(Records from a data collection)

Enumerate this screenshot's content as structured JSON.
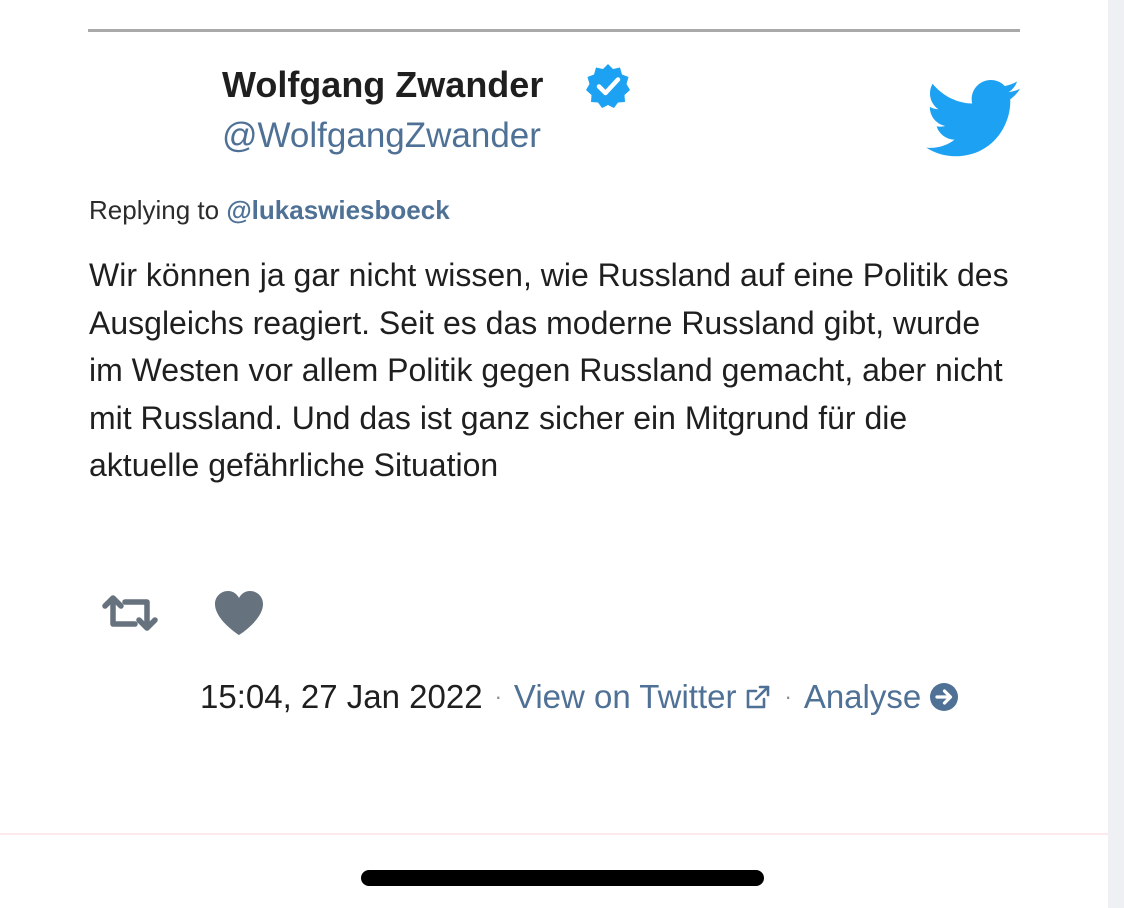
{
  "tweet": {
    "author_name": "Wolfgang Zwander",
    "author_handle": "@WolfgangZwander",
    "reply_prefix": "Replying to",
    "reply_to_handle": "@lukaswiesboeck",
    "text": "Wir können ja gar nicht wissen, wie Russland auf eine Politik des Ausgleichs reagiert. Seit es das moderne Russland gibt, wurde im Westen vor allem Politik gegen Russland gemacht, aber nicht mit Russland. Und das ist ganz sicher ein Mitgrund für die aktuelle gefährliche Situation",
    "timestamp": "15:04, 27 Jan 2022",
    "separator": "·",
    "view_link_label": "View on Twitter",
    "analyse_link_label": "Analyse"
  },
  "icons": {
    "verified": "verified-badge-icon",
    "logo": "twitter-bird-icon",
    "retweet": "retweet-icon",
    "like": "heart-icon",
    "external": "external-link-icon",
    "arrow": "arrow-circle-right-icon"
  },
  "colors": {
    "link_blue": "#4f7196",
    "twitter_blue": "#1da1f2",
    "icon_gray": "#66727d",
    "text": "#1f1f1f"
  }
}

**REQUIREMENT:**
Transcribe all of the material exactly, leaving out whatever pictures it contains.

**RESULT BELOW:**
Enumerate this screenshot's content as structured JSON.
{
  "tweet": {
    "author_name": "Wolfgang Zwander",
    "author_handle": "@WolfgangZwander",
    "reply_prefix": "Replying to",
    "reply_to_handle": "@lukaswiesboeck",
    "text": "Wir können ja gar nicht wissen, wie Russland auf eine Politik des Ausgleichs reagiert. Seit es das moderne Russland gibt, wurde im Westen vor allem Politik gegen Russland gemacht, aber nicht mit Russland. Und das ist ganz sicher ein Mitgrund für die aktuelle gefährliche Situation",
    "timestamp": "15:04, 27 Jan 2022",
    "separator": "·",
    "view_link_label": "View on Twitter",
    "analyse_link_label": "Analyse"
  },
  "icons": {
    "verified": "verified-badge-icon",
    "logo": "twitter-bird-icon",
    "retweet": "retweet-icon",
    "like": "heart-icon",
    "external": "external-link-icon",
    "arrow": "arrow-circle-right-icon"
  },
  "colors": {
    "link_blue": "#4f7196",
    "twitter_blue": "#1da1f2",
    "icon_gray": "#66727d",
    "text": "#1f1f1f"
  }
}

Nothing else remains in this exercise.